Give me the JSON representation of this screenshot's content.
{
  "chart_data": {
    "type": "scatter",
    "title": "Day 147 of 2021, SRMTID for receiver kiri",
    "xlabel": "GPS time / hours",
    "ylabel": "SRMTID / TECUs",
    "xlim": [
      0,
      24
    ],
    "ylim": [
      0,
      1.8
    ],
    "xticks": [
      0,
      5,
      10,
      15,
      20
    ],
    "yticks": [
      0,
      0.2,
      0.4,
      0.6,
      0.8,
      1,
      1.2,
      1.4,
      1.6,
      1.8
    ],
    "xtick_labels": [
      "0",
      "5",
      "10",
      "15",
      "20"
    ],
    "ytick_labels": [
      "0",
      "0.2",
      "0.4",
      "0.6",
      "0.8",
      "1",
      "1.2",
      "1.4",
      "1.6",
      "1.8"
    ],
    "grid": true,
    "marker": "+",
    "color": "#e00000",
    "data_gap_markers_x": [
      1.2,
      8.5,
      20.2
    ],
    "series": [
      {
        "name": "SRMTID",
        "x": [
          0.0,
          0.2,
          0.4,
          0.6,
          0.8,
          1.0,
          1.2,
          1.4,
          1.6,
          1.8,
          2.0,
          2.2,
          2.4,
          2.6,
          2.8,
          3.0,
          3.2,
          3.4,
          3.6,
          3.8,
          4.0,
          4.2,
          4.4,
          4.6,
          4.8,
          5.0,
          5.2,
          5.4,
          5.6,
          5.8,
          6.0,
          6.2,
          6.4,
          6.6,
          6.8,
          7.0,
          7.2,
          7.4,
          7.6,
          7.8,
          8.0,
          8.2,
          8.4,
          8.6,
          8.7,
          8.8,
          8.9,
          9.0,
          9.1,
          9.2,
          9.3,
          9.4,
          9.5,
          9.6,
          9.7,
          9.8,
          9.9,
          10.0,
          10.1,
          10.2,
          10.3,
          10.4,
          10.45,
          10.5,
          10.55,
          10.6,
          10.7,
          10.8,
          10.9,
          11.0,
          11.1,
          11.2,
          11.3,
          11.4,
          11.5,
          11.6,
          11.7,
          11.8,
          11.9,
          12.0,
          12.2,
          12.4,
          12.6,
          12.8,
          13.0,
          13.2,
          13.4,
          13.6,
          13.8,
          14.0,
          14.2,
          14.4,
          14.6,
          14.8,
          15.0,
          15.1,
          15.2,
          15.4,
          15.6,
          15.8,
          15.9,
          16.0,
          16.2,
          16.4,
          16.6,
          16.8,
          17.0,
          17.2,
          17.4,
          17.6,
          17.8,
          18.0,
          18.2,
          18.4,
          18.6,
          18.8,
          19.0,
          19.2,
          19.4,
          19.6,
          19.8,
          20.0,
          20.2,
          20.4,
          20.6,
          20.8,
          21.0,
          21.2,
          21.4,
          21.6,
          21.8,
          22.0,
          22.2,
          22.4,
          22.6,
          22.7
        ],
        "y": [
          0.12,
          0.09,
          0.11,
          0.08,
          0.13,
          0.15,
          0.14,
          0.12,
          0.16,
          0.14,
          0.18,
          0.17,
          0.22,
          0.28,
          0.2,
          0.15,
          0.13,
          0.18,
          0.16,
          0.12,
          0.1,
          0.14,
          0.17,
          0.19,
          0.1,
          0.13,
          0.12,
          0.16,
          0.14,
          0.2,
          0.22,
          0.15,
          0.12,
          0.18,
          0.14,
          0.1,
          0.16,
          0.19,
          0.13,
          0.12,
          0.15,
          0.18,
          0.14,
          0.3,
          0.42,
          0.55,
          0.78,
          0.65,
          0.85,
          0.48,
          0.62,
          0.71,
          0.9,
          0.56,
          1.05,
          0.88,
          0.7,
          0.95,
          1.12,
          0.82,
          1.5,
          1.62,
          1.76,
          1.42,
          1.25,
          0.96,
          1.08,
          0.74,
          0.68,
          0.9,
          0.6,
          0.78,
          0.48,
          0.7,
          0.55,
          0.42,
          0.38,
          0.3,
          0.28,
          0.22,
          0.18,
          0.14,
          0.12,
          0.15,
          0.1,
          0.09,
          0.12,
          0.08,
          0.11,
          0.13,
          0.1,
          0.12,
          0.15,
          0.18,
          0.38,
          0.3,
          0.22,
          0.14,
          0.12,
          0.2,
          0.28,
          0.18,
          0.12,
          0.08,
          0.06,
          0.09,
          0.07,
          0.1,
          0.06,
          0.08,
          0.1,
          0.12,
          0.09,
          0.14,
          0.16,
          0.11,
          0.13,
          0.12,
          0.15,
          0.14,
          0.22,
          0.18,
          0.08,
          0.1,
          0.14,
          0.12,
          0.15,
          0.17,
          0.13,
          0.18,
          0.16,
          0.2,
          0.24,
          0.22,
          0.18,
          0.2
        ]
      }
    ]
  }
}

#### [EXERCISE]
Provide the number of lines in the data above that contain the string "SRMTID", and nothing else.

#### [WRITTEN ANSWER]
3